#### DATA SECTION
──────

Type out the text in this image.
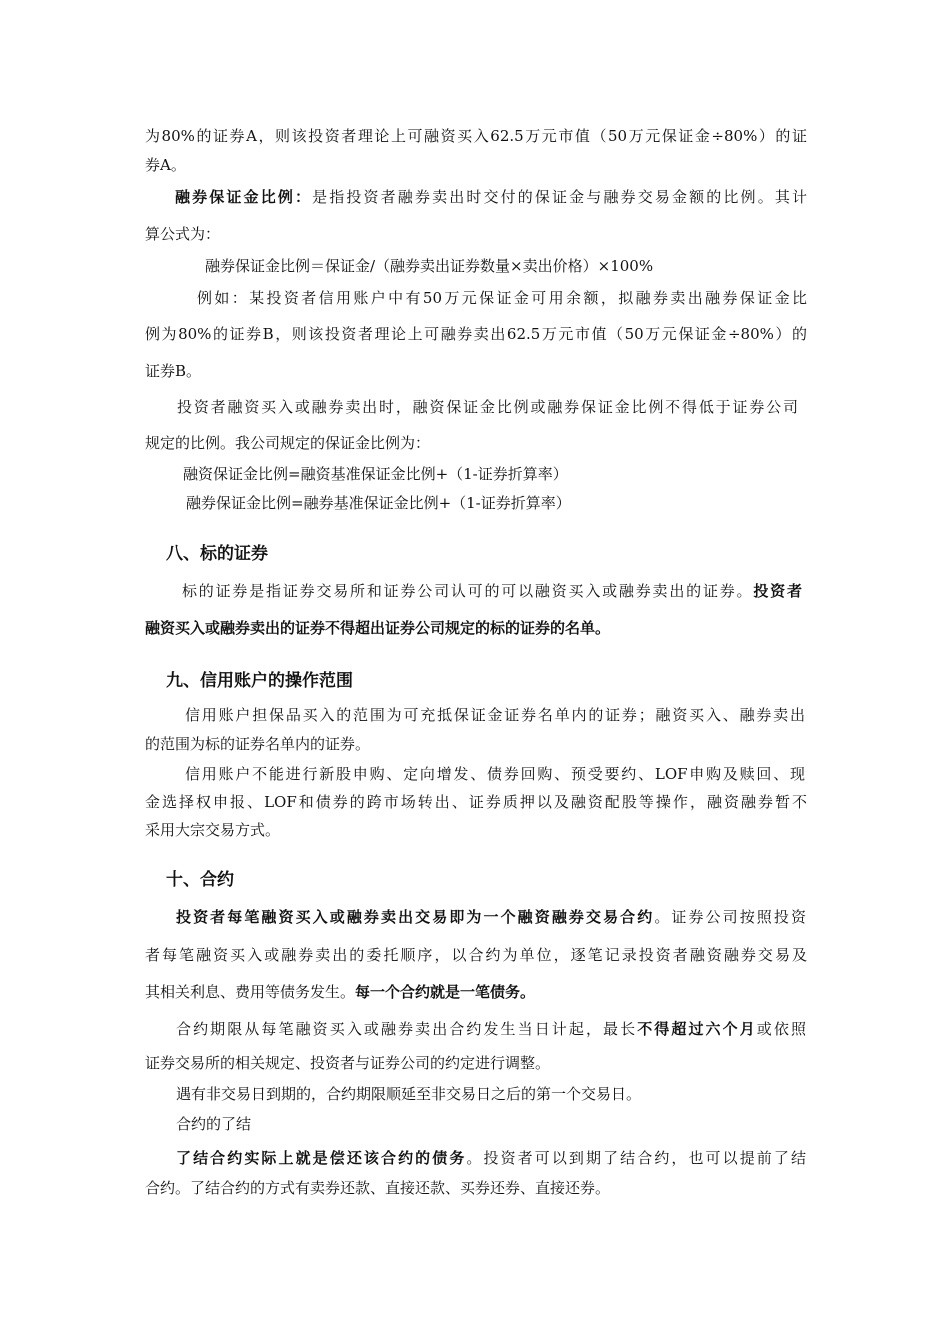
为80%的证券A，则该投资者理论上可融资买入62.5万元市值（50万元保证金÷80%）的证
券A。
融券保证金比例：是指投资者融券卖出时交付的保证金与融券交易金额的比例。其计
算公式为：
融券保证金比例＝保证金/（融券卖出证券数量×卖出价格）×100%
例如：某投资者信用账户中有50万元保证金可用余额，拟融券卖出融券保证金比
例为80%的证券B，则该投资者理论上可融券卖出62.5万元市值（50万元保证金÷80%）的
证券B。
投资者融资买入或融券卖出时，融资保证金比例或融券保证金比例不得低于证券公司
规定的比例。我公司规定的保证金比例为：
融资保证金比例=融资基准保证金比例+（1-证券折算率）
融券保证金比例=融券基准保证金比例+（1-证券折算率）
八、标的证券
标的证券是指证券交易所和证券公司认可的可以融资买入或融券卖出的证券。投资者
融资买入或融券卖出的证券不得超出证券公司规定的标的证券的名单。
九、信用账户的操作范围
信用账户担保品买入的范围为可充抵保证金证券名单内的证券；融资买入、融券卖出
的范围为标的证券名单内的证券。
信用账户不能进行新股申购、定向增发、债券回购、预受要约、LOF申购及赎回、现
金选择权申报、LOF和债券的跨市场转出、证券质押以及融资配股等操作，融资融券暂不
采用大宗交易方式。
十、合约
投资者每笔融资买入或融券卖出交易即为一个融资融券交易合约。证券公司按照投资
者每笔融资买入或融券卖出的委托顺序，以合约为单位，逐笔记录投资者融资融券交易及
其相关利息、费用等债务发生。每一个合约就是一笔债务。
合约期限从每笔融资买入或融券卖出合约发生当日计起，最长不得超过六个月或依照
证券交易所的相关规定、投资者与证券公司的约定进行调整。
遇有非交易日到期的，合约期限顺延至非交易日之后的第一个交易日。
合约的了结
了结合约实际上就是偿还该合约的债务。投资者可以到期了结合约，也可以提前了结
合约。了结合约的方式有卖券还款、直接还款、买券还券、直接还券。
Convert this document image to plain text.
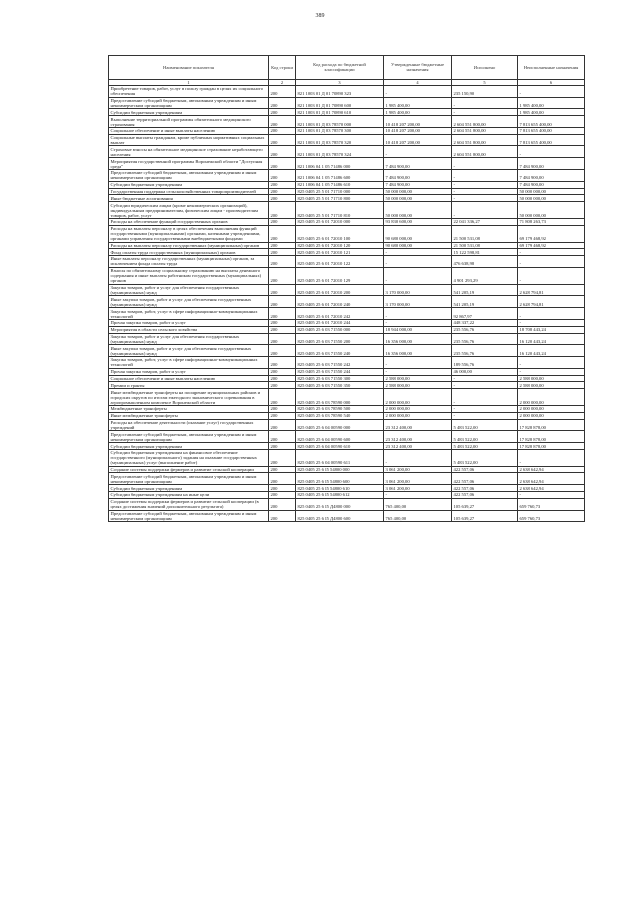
389
Наименование показателя	Код строки	Код расхода по бюджетной классификации	Утвержденные бюджетные назначения	Исполнено	Неисполненные назначения
1	2	3	4	5	6
Приобретение товаров, работ, услуг в пользу граждан в целях их социального обеспечения	200	821 1003 01 Д 01 70890 323	-	235 150,90	-
Предоставление субсидий бюджетным, автономным учреждениям и иным некоммерческим организациям	200	821 1003 01 Д 01 70890 600	1 985 400,00	-	1 985 400,00
Субсидии бюджетным учреждениям	200	821 1003 01 Д 01 70890 610	1 985 400,00	-	1 985 400,00
Выполнение территориальной программы обязательного медицинского страхования	200	821 1003 01 Д 03 78570 000	10 418 207 200,00	2 604 551 800,00	7 813 655 400,00
Социальное обеспечение и иные выплаты населению	200	821 1003 01 Д 03 78570 300	10 418 207 200,00	2 604 551 800,00	7 813 655 400,00
Социальные выплаты гражданам, кроме публичных нормативных социальных выплат	200	821 1003 01 Д 03 78570 320	10 418 207 200,00	2 604 551 800,00	7 813 655 400,00
Страховые взносы на обязательное медицинское страхование неработающего населения	200	821 1003 01 Д 03 78570 324	-	2 604 551 800,00	-
Мероприятия государственной программы Воронежской области "Доступная среда"	200	821 1006 04 1 05 71486 000	7 484 900,00	-	7 484 900,00
Предоставление субсидий бюджетным, автономным учреждениям и иным некоммерческим организациям	200	821 1006 04 1 05 71486 600	7 484 900,00	-	7 484 900,00
Субсидии бюджетным учреждениям	200	821 1006 04 1 05 71486 610	7 484 900,00	-	7 484 900,00
Государственная поддержка сельскохозяйственных товаропроизводителей	200	825 0405 25 5 01 71710 000	50 000 000,00	-	50 000 000,00
Иные бюджетные ассигнования	200	825 0405 25 5 01 71710 800	50 000 000,00	-	50 000 000,00
Субсидии юридическим лицам (кроме некоммерческих организаций), индивидуальным предпринимателям, физическим лицам - производителям товаров, работ, услуг	200	825 0405 25 5 01 71710 810	50 000 000,00	-	50 000 000,00
Расходы на обеспечение функций государственных органов	200	825 0405 25 6 01 72010 000	93 830 600,00	22 041 336,27	71 808 263,73
Расходы на выплаты персоналу в целях обеспечения выполнения функций государственными (муниципальными) органами, казенными учреждениями, органами управления государственными внебюджетными фондами	200	825 0405 25 6 01 72010 100	90 680 000,00	21 500 531,08	69 179 468,92
Расходы на выплаты персоналу государственных (муниципальных) органов	200	825 0405 25 6 01 72010 120	90 680 000,00	21 500 531,08	69 179 468,92
Фонд оплаты труда государственных (муниципальных) органов	200	825 0405 25 6 01 72010 121	-	15 122 598,81	-
Иные выплаты персоналу государственных (муниципальных) органов, за исключением фонда оплаты труда	200	825 0405 25 6 01 72010 122	-	476 638,98	-
Взносы по обязательному социальному страхованию на выплаты денежного содержания и иные выплаты работникам государственных (муниципальных) органов	200	825 0405 25 6 01 72010 129	-	4 901 293,29	-
Закупка товаров, работ и услуг для обеспечения государственных (муниципальных) нужд	200	825 0405 25 6 01 72010 200	3 170 000,00	541 205,19	2 628 794,81
Иные закупки товаров, работ и услуг для обеспечения государственных (муниципальных) нужд	200	825 0405 25 6 01 72010 240	3 170 000,00	541 205,19	2 628 794,81
Закупка товаров, работ, услуг в сфере информационно-коммуникационных технологий	200	825 0405 25 6 01 72010 242	-	92 867,97	-
Прочая закупка товаров, работ и услуг	200	825 0405 25 6 01 72010 244	-	448 337,22	-
Мероприятия в области сельского хозяйства	200	825 0405 25 6 03 71550 000	18 944 000,00	235 556,76	18 708 443,24
Закупка товаров, работ и услуг для обеспечения государственных (муниципальных) нужд	200	825 0405 25 6 03 71550 200	16 356 000,00	235 556,76	16 120 443,24
Иные закупки товаров, работ и услуг для обеспечения государственных (муниципальных) нужд	200	825 0405 25 6 03 71550 240	16 356 000,00	235 556,76	16 120 443,24
Закупка товаров, работ, услуг в сфере информационно-коммуникационных технологий	200	825 0405 25 6 03 71550 242	-	189 556,76	-
Прочая закупка товаров, работ и услуг	200	825 0405 25 6 03 71550 244	-	46 000,00	-
Социальное обеспечение и иные выплаты населению	200	825 0405 25 6 03 71550 300	2 588 000,00	-	2 588 000,00
Премии и гранты	200	825 0405 25 6 03 71550 350	2 588 000,00	-	2 588 000,00
Иные межбюджетные трансферты на поощрение муниципальных районов и городских округов по итогам ежегодного экономического соревнования в агропромышленном комплексе Воронежской области	200	825 0405 25 6 03 78590 000	2 000 000,00	-	2 000 000,00
Межбюджетные трансферты	200	825 0405 25 6 03 78590 500	2 000 000,00	-	2 000 000,00
Иные межбюджетные трансферты	200	825 0405 25 6 03 78590 540	2 000 000,00	-	2 000 000,00
Расходы на обеспечение деятельности (оказание услуг) государственных учреждений	200	825 0405 25 6 04 00590 000	23 312 400,00	5 483 522,00	17 828 878,00
Предоставление субсидий бюджетным, автономным учреждениям и иным некоммерческим организациям	200	825 0405 25 6 04 00590 600	23 312 400,00	5 483 522,00	17 828 878,00
Субсидии бюджетным учреждениям	200	825 0405 25 6 04 00590 610	23 312 400,00	5 483 522,00	17 828 878,00
Субсидии бюджетным учреждениям на финансовое обеспечение государственного (муниципального) задания на оказание государственных (муниципальных) услуг (выполнение работ)	200	825 0405 25 6 04 00590 611	-	5 483 522,00	-
Создание системы поддержки фермеров и развитие сельской кооперации	200	825 0405 25 6 I5 54800 000	3 061 200,00	422 557,06	2 638 642,94
Предоставление субсидий бюджетным, автономным учреждениям и иным некоммерческим организациям	200	825 0405 25 6 I5 54800 600	3 061 200,00	422 557,06	2 638 642,94
Субсидии бюджетным учреждениям	200	825 0405 25 6 I5 54800 610	3 061 200,00	422 557,06	2 638 642,94
Субсидии бюджетным учреждениям на иные цели	200	825 0405 25 6 I5 54800 612	-	422 557,06	-
Создание системы поддержки фермеров и развитие сельской кооперации (в целях достижения значений дополнительного результата)	200	825 0405 25 6 I5 Д4800 000	765 400,00	105 639,27	659 760,73
Предоставление субсидий бюджетным, автономным учреждениям и иным некоммерческим организациям	200	825 0405 25 6 I5 Д4800 600	765 400,00	105 639,27	659 760,73
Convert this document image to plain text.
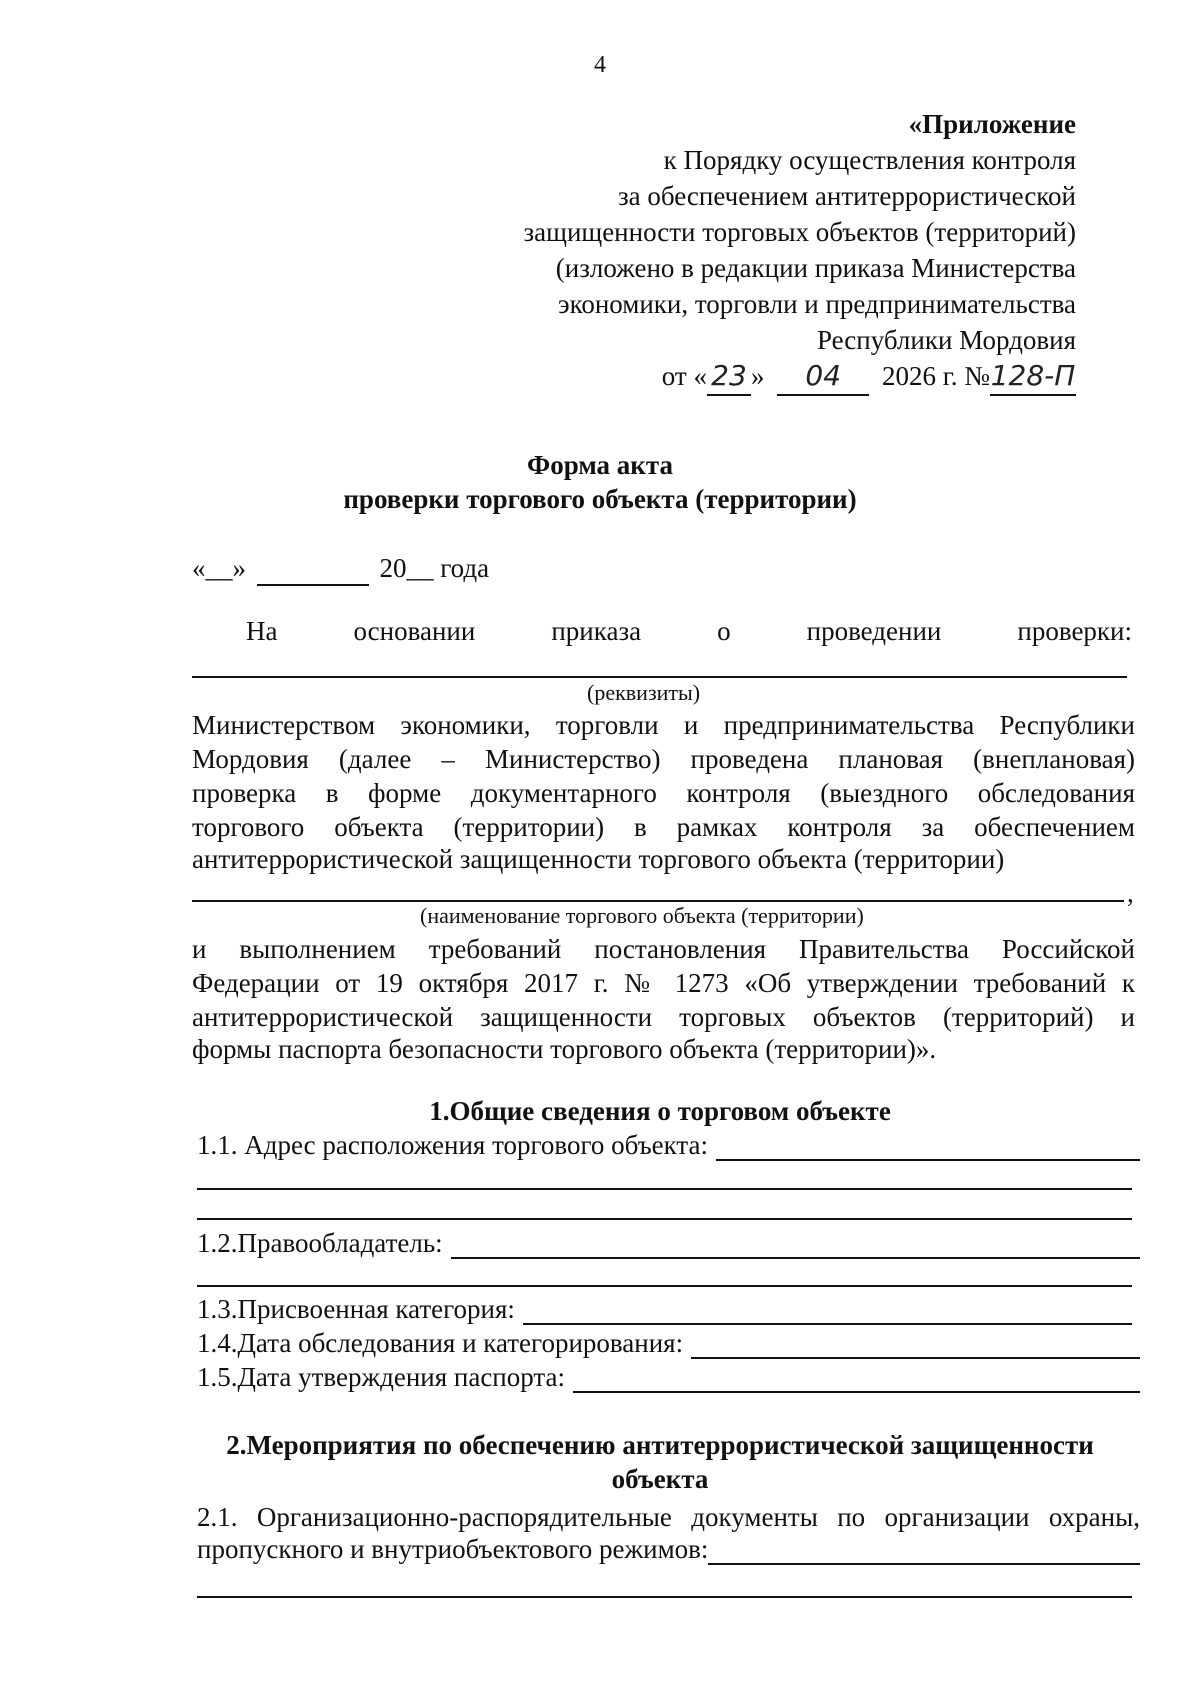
4
«Приложение
к Порядку осуществления контроля
за обеспечением антитеррористической
защищенности торговых объектов (территорий)
(изложено в редакции приказа Министерства
экономики, торговли и предпринимательства
Республики Мордовия
от « 23 » 04 2026 г. №128-П
Форма акта
проверки торгового объекта (территории)
«__»	20__ года
На	основании	приказа	о	проведении	проверки:
(реквизиты)
Министерством экономики, торговли и предпринимательства Республики
Мордовия (далее – Министерство) проведена плановая (внеплановая)
проверка в форме документарного контроля (выездного обследования
торгового объекта (территории) в рамках контроля за обеспечением
антитеррористической защищенности торгового объекта (территории)
,
(наименование торгового объекта (территории)
и выполнением требований постановления Правительства Российской
Федерации от 19 октября 2017 г. № 1273 «Об утверждении требований к
антитеррористической защищенности торговых объектов (территорий) и
формы паспорта безопасности торгового объекта (территории)».
1.Общие сведения о торговом объекте
1.1. Адрес расположения торгового объекта:
1.2.Правообладатель:
1.3.Присвоенная категория:
1.4.Дата обследования и категорирования:
1.5.Дата утверждения паспорта:
2.Мероприятия по обеспечению антитеррористической защищенности
объекта
2.1. Организационно-распорядительные документы по организации охраны,
пропускного и внутриобъектового режимов:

──────

#### EXERCISE
Only a number is expected here: the count of lines in the listing that hold the string "территорий".

#### RESPONSE
2